(Exercise objective) Extract all data as written.

(Stored items)
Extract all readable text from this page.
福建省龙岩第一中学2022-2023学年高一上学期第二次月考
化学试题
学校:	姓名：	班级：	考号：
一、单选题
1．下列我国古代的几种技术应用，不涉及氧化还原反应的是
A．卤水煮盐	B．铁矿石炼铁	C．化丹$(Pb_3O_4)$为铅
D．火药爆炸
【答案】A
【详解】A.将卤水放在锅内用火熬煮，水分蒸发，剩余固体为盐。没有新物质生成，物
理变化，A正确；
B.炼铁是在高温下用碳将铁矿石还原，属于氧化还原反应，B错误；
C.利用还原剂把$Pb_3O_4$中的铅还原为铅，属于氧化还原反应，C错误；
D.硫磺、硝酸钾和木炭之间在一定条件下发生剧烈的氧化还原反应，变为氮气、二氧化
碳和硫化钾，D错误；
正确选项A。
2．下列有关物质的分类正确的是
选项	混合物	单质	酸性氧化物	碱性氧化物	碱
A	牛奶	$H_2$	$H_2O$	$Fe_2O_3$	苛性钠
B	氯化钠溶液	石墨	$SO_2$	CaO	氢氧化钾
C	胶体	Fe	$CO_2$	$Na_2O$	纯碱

(The answer)
Extract all readable text from this page.
福建省龙岩第一中学2022-2023学年高一上学期第二次月考
化学试题
学校:	姓名：	班级：	考号：
一、单选题
1．下列我国古代的几种技术应用，不涉及氧化还原反应的是
A．卤水煮盐	B．铁矿石炼铁	C．化丹$(Pb_3O_4)$为铅
D．火药爆炸
【答案】A
【详解】A.将卤水放在锅内用火熬煮，水分蒸发，剩余固体为盐。没有新物质生成，物
理变化，A正确；
B.炼铁是在高温下用碳将铁矿石还原，属于氧化还原反应，B错误；
C.利用还原剂把$Pb_3O_4$中的铅还原为铅，属于氧化还原反应，C错误；
D.硫磺、硝酸钾和木炭之间在一定条件下发生剧烈的氧化还原反应，变为氮气、二氧化
碳和硫化钾，D错误；
正确选项A。
2．下列有关物质的分类正确的是
选项	混合物	单质	酸性氧化物	碱性氧化物	碱
A	牛奶	$H_2$	$H_2O$	$Fe_2O_3$	苛性钠
B	氯化钠溶液	石墨	$SO_2$	CaO	氢氧化钾
C	胶体	Fe	$CO_2$	$Na_2O$	纯碱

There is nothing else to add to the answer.